▶ Istruzione 1:
Riproduci esattamente le righe dei dati, dall'inizio giù fino alla riga che contiene "bar bbox=[448, 1064, 513, 1298]", estremi compresi.

Il liceo classico ha sicuramente avuto un’influenza importante sulla mia scrittura, mi ha sempre affascinato l’uso del mito come spiegazione di valori etici e la lettura dei lirici greci per la sintesi perfetta dei versi.
Pavese è stato il regalo più amato durante l’adolescenza, gli anni del liceo sono passati leggendo le sue Poesie del disamore. L’incontro con le poetesse Sylvia Plath, Antonia Pozzi, Marina Cvetaeva e Alejandra Pizarnik è stato determinante. Donne che hanno sofferto, che la poesia ha aiutato finché il dolore non ha reso la loro vita insopportabile.
Non so a quale corrente letteraria mi sento vicina, probabilmente alla corrente più intimista, come espressione di sentimenti e stati d’animo. Credo molto nella poesia come forma di autocura perché riesce a circoscrivere il proprio stato d’animo, ad accettarlo e a trasformarlo in linguaggio poetico in modo che i sentimenti negativi non facciano più sentire il male di vivere:

“La poesia ha questo compito sublime di prendere tutto il dolore che abbiamo nell’anima e di placarlo, la poesia è una catarsi del dolore”. (Antonia Pozzi)

  • Le tue vicende biografiche e l’ambiente culturale in cui sei inserita, che ruolo hanno avuto nella tua produzione letteraria, rispetto ad altri interessi culturali (filosofici, religiosi, politici)?

Sono cresciuta in un ambiente familiare stimolante. Mia madre ha studiato all’Accademia delle Belle Arti di Firenze, è una pittrice e proviene da una famiglia dell’alta borghesia calabrese composta prevalentemente da giuristi e letterati che già nel 1700 possedeva una delle più grandi biblioteche del meridione. Mio padre è nato e cresciuto nell’isola di Rodi, in un contesto multietnico e multireligioso, da un padre piemontese e una madre greca. Per questi motivi ho sempre vissuto la cultura come arricchimento morale e la diversità come complemento di crescita. L’avvicinamento alla letteratura e di conseguenza alla poesia è nato grazie alla passione per la lettura sviluppata durante le vacanze estive trascorse dai nonni materni dov avevo accesso a un’ampia scelta di libri.

▶ Dati mostrati:
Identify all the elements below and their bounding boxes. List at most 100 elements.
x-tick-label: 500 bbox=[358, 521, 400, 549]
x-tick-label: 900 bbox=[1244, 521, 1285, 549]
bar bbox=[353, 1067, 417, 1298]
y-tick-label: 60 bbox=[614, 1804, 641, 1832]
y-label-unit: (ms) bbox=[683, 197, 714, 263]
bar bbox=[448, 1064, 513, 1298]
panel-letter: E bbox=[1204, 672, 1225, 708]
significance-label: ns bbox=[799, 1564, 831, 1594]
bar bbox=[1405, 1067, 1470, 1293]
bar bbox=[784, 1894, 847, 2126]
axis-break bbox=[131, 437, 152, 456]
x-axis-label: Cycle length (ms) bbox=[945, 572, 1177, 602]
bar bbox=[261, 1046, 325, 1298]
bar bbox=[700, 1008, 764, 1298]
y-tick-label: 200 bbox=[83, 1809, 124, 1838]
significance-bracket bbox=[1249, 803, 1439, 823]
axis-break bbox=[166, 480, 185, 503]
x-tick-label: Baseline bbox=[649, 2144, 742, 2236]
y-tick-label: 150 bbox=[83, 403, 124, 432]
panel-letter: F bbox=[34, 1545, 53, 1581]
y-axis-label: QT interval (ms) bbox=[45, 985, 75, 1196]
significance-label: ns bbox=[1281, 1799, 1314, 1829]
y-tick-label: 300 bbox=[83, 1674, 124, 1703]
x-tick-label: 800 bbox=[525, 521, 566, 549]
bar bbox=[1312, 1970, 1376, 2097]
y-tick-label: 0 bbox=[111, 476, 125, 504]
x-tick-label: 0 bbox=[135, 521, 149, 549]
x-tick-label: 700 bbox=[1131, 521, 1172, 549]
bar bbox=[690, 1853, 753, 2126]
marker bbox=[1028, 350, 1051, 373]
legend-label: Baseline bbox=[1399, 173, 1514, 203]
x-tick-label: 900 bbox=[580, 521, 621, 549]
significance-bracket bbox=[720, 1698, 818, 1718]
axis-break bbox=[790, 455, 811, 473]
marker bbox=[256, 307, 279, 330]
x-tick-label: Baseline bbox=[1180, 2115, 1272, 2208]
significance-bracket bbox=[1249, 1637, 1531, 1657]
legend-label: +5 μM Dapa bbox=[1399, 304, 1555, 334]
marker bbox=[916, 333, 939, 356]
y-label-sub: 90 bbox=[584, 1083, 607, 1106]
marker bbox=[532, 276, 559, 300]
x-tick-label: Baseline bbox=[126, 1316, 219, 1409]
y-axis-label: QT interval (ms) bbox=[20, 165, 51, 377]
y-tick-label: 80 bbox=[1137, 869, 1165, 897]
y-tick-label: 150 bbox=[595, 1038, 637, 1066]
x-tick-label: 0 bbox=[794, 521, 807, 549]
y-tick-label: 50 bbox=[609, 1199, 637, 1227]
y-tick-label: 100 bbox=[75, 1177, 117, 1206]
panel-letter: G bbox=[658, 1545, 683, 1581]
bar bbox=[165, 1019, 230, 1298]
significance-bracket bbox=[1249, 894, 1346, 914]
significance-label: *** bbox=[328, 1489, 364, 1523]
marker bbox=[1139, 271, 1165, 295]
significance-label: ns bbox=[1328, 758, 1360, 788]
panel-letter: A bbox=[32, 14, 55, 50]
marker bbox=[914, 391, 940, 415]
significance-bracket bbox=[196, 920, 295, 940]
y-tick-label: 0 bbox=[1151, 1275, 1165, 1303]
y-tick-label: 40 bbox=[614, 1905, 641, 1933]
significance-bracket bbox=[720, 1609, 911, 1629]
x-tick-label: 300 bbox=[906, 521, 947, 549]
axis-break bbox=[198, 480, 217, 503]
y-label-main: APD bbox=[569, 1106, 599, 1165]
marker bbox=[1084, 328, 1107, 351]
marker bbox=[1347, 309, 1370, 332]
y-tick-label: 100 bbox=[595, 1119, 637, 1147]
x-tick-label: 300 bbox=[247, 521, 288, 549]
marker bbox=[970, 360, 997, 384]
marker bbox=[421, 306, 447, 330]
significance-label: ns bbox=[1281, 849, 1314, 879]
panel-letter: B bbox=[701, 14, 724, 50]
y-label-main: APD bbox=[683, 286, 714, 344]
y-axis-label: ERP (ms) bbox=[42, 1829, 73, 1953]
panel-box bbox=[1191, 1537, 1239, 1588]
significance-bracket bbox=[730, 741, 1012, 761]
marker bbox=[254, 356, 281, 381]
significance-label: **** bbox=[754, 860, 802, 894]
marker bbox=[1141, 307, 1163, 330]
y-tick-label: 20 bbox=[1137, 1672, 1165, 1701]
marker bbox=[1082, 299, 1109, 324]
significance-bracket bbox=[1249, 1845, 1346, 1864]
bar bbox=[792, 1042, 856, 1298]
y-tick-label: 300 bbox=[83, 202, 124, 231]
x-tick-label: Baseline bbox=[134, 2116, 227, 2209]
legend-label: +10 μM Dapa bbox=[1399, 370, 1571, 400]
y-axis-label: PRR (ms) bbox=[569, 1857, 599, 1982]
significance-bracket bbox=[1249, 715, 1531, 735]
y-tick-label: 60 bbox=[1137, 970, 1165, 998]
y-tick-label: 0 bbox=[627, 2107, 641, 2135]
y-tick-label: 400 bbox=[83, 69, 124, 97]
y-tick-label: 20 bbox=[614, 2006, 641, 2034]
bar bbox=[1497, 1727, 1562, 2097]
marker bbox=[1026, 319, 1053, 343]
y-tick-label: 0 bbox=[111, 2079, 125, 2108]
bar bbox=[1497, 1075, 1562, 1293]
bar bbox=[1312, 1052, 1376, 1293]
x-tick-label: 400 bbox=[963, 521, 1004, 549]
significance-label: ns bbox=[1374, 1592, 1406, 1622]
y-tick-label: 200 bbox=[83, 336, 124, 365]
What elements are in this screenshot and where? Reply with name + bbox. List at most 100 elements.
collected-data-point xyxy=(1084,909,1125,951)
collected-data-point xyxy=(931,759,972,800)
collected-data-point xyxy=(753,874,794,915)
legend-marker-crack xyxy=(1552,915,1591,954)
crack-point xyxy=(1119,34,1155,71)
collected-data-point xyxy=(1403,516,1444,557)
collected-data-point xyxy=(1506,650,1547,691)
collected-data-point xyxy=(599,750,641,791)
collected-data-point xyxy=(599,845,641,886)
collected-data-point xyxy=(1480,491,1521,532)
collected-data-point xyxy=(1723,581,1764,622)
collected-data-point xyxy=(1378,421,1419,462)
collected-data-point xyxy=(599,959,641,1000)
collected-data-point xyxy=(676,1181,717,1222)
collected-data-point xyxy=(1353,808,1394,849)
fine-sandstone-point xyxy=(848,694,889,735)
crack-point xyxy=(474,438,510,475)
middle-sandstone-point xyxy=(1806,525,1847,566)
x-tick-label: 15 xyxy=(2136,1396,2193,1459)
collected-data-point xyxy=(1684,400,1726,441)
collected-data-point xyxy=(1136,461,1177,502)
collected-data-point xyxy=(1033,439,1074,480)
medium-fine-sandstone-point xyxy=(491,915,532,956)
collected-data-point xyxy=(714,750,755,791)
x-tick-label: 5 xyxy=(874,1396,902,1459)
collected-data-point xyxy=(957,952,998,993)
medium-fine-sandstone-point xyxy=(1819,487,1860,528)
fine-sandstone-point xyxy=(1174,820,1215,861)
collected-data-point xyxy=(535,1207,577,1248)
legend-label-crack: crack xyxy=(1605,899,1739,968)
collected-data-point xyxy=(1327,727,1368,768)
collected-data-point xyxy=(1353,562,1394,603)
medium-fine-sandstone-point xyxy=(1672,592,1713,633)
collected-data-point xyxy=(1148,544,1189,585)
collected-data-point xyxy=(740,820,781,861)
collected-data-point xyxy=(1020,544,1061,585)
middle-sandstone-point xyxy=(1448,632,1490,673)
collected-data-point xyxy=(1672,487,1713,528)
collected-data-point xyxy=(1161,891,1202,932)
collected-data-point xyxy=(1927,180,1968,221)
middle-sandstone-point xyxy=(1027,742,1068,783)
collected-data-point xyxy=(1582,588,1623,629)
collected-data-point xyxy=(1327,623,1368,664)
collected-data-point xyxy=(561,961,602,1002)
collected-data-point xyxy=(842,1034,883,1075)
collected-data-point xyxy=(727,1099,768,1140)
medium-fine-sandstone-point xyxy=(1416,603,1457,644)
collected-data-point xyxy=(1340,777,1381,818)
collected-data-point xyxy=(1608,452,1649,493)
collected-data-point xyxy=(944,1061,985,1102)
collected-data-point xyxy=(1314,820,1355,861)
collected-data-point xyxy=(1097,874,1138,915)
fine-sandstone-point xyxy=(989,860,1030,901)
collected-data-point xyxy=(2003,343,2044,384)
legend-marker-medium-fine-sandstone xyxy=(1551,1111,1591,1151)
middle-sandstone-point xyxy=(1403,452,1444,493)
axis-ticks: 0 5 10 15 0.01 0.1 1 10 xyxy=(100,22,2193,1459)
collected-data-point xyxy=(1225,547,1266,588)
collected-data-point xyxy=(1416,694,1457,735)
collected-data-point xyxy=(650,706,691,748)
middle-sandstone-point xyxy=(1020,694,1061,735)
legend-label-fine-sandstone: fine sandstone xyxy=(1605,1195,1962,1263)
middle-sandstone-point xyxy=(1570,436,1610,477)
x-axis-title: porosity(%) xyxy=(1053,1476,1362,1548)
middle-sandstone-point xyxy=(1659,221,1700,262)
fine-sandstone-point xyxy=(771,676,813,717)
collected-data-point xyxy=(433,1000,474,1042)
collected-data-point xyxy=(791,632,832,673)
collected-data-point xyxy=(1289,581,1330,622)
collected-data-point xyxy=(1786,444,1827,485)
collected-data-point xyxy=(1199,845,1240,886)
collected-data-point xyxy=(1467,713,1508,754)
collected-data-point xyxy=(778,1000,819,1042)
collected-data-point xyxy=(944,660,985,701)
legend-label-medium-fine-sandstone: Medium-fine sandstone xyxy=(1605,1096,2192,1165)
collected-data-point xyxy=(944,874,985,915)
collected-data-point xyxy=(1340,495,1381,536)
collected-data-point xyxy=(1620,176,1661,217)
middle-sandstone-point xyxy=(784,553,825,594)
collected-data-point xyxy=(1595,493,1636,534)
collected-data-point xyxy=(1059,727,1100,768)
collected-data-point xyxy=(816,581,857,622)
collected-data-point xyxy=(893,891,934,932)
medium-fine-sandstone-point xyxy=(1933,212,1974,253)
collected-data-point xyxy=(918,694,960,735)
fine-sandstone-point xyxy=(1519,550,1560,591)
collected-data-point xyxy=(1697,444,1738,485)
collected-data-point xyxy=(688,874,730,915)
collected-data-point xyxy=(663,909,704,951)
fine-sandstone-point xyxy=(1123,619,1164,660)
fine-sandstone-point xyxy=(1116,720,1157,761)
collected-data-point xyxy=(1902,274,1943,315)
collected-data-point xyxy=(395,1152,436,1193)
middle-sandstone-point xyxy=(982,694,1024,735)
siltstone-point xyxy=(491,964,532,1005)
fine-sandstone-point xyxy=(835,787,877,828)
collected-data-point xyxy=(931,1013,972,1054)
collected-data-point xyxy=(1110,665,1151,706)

▶ Istruzione 2:
Trascrivi fedelmente dal brano sulla poesia tutto ciò che va da "Non so a quale" fino a "(filosofici, religiosi, politici)?", estremi inclusi.

▶ Risposta corretta 1:
Identify all the elements below and their bounding boxes. List at most 100 elements.
x-tick-label: 500 bbox=[358, 521, 400, 549]
x-tick-label: 900 bbox=[1244, 521, 1285, 549]
bar bbox=[353, 1067, 417, 1298]
y-tick-label: 60 bbox=[614, 1804, 641, 1832]
y-label-unit: (ms) bbox=[683, 197, 714, 263]
bar bbox=[448, 1064, 513, 1298]

▶ Risposta corretta 2:
Non so a quale corrente letteraria mi sento vicina, probabilmente alla corrente più intimista, come espressione di sentimenti e stati d’animo. Credo molto nella poesia come forma di autocura perché riesce a circoscrivere il proprio stato d’animo, ad accettarlo e a trasformarlo in linguaggio poetico in modo che i sentimenti negativi non facciano più sentire il male di vivere:

“La poesia ha questo compito sublime di prendere tutto il dolore che abbiamo nell’anima e di placarlo, la poesia è una catarsi del dolore”. (Antonia Pozzi)

  • Le tue vicende biografiche e l’ambiente culturale in cui sei inserita, che ruolo hanno avuto nella tua produzione letteraria, rispetto ad altri interessi culturali (filosofici, religiosi, politici)?